▸ AUFGABENSTELLUNG:
1 > Schreib die Zeilen der Auflistung Wort für Wort ab, beginnend mit ihrer ersten Zeile und endend mit der Zeile, die "resume-objectifs: Objectifs. –" enthält, beide eingeschlossen.
2 > Führe den Text über das Dranbleiben am Gelernten nach einem Seminar weiter, im Anschluss an seine letzte Zeile.

▸ VORLIEGENDER TEXT:
#####

Die Situation verstehen
Früher habe ich mich schon fast geärgert, wenn meine ach so gut gemeinten Angebote einfach ins Leere laufen. Ich fragte mich oft: was wurde aus den mündigen Lernenden, die im Seminar noch klar die Bedeutung des Gelernten erkannt haben und sich sicher waren, die Umsetzung fortzusetzen?
Dann habe ich versucht zu verstehen. Waren meine Angebote nicht passend? Waren sie nicht attraktiv? Waren sie zu zeitintensiv? ...
Letztlich war es immer das gleiche: der Alltag hat nach dem Seminar voll zugeschlagen, Arbeitsroutinen und spontane ToDos verhindern, dass man sich die Zeit nimmt, an einem Thema dran zu bleiben.
Das heißt: immer wenn eine Wahl gegeben ist, entscheiden sich viele für das Dringende und Wichtige (z.B. einen Kundentermin wahrnehmen, eine Projekt-Aufgabe zu Ende zu bringen) und nicht nur für das Wichtige (am im Seminar Gelernten dranzubleiben). Das verstehe ich voll und ganz. Und trotzdem ist es schade.
Hinnehmen möchte ich es dennoch nicht und habe für mich drei Strategien gefunden, die gut funktionieren und die ich dir gerne als Tipps an die Hand geben möchte.
1) Wie "reif" sind deine Teilnehmenden?

#####

▸ ANGEZEIGTE EINTRÄGE:
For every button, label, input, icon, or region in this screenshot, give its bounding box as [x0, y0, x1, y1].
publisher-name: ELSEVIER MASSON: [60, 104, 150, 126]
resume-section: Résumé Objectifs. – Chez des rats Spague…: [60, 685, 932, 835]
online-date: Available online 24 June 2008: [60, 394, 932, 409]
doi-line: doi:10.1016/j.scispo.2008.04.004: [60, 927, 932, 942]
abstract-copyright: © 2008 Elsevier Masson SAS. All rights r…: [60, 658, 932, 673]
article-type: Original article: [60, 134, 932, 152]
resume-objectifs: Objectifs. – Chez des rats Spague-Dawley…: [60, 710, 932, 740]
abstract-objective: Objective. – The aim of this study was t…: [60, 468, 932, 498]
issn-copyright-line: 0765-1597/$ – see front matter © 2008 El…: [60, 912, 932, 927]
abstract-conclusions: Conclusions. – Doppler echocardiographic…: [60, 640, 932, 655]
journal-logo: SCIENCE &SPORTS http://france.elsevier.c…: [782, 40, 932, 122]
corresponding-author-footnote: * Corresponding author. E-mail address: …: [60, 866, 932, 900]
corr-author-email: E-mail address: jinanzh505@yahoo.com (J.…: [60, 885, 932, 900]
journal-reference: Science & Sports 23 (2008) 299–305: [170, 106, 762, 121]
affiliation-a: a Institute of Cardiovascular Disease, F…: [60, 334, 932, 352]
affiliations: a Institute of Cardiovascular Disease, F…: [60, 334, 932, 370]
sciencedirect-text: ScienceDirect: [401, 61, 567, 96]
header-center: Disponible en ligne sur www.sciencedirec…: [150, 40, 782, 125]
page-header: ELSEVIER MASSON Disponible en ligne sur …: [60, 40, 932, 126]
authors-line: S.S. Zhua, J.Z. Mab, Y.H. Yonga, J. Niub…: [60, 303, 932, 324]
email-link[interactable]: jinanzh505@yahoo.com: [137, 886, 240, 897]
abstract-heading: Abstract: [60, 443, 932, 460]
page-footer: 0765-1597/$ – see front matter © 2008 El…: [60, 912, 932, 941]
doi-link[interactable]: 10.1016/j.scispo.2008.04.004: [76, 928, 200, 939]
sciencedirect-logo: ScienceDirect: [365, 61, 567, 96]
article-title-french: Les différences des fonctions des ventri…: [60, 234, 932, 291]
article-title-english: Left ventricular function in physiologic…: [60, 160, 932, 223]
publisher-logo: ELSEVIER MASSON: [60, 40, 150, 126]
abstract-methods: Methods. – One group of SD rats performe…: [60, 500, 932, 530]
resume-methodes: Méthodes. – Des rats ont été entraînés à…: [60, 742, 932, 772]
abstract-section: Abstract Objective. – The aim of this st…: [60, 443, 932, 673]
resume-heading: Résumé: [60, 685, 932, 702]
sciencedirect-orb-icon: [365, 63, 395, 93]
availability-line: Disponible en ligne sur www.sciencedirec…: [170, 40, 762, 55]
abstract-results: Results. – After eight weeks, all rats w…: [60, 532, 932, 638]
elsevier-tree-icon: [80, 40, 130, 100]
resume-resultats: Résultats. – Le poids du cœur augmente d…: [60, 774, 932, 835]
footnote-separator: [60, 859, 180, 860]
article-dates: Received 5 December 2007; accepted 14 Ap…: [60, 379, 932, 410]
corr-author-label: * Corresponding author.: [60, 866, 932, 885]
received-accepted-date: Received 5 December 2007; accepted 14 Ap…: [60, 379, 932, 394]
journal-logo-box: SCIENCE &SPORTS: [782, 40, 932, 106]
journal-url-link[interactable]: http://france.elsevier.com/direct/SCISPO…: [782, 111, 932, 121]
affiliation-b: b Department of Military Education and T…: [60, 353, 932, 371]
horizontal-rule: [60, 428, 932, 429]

#####

▸ ERWARTETE AUSGABEN:
1 >
For every button, label, input, icon, or region in this screenshot, give its bounding box as [x0, y0, x1, y1].
publisher-name: ELSEVIER MASSON: [60, 104, 150, 126]
resume-section: Résumé Objectifs. – Chez des rats Spague…: [60, 685, 932, 835]
online-date: Available online 24 June 2008: [60, 394, 932, 409]
doi-line: doi:10.1016/j.scispo.2008.04.004: [60, 927, 932, 942]
abstract-copyright: © 2008 Elsevier Masson SAS. All rights r…: [60, 658, 932, 673]
article-type: Original article: [60, 134, 932, 152]
resume-objectifs: Objectifs. – Chez des rats Spague-Dawley…: [60, 710, 932, 740]

2 >
Finde heraus, welchen Reifegrad im Kontext selbstverantwortliches Lernen die Teilnehmenden aufweisen. Sind sie es gewohnt, sich Inhalte selbst zu erarbeiten oder nach Seminaren in die strukturierte Umsetzung zu kommen? Gibt es im Unternehmen explizite Lernzeiten, z.B. eine Stunde pro Woche, die auch genutzt werden?
Niedriger Reifegrad wäre, dass die Teilnehmenden wenig oder schlechte Erfahrungen mit Selbstlernkursen haben, lieber in der Gruppe statt selbstgesteuert lernen und sich für Transfer keine Zeit nehmen, obwohl sie es immer fest vorhaben. Ein hoher Reifegrad wäre demnach das genaue Gegenteil.
Um dies herauszufinden führe ich vorab oder während des Trainings Gespräche mit den Teilnehmenden, lasse sie einen Fragebogen ausfüllen und ordne sie einer Learner Persona* zu, die ich in meinem Repertoire habe.
*Learner Persona ist ein konkreter Prototyp an TN, der mit hilft, das Training zu designen.
2) Orientiere dich an den Unreifen
Teilnehmende mit einem hohen Reifegrad brauchen vielleicht nur eine kleine Erinnerung oder einen Impuls, um selbständig an Themen dran zu bleiben.
Für andere ist dies extrem ungewohnt, denn die herkömmlichen Lernmuster bzw. unsere Lernsozialisation hat uns gelehrt, anders zu lernen: nach vorgegebenen Lernzielen in engen Rahmenbedingungen, zeitgleich in einer Gruppe und mit "Hausaufgaben" oder Arbeitsaufträgen.
Dieses Muster führt dazu, dass wir viel leichter in Seminaren zu vorgegebenen Zeiten und Räumen lernen als selbstorganisiert. Oder dass wir Fachbücher zwar wirklich gerne lesen würden, uns dies aber nur in einem Buchclub oder einer Lesegemeinschaft gelingt. Oder dass wir Pflichtaufgaben zwar gewissenhaft erledigen, aber freiwillige eher hinten runter fallen lassen, selbst wenn wir dessen Nutzen voll anerkennen.
Wenn ich als Trainerin ein Angebot für die Zeit nach einem Seminar erstelle, dann orientiere ich mich immer am unteren Ende des Reifegrads. Sonst wird das nichts. Seit ich dies mache, gelingt es schon viel besser.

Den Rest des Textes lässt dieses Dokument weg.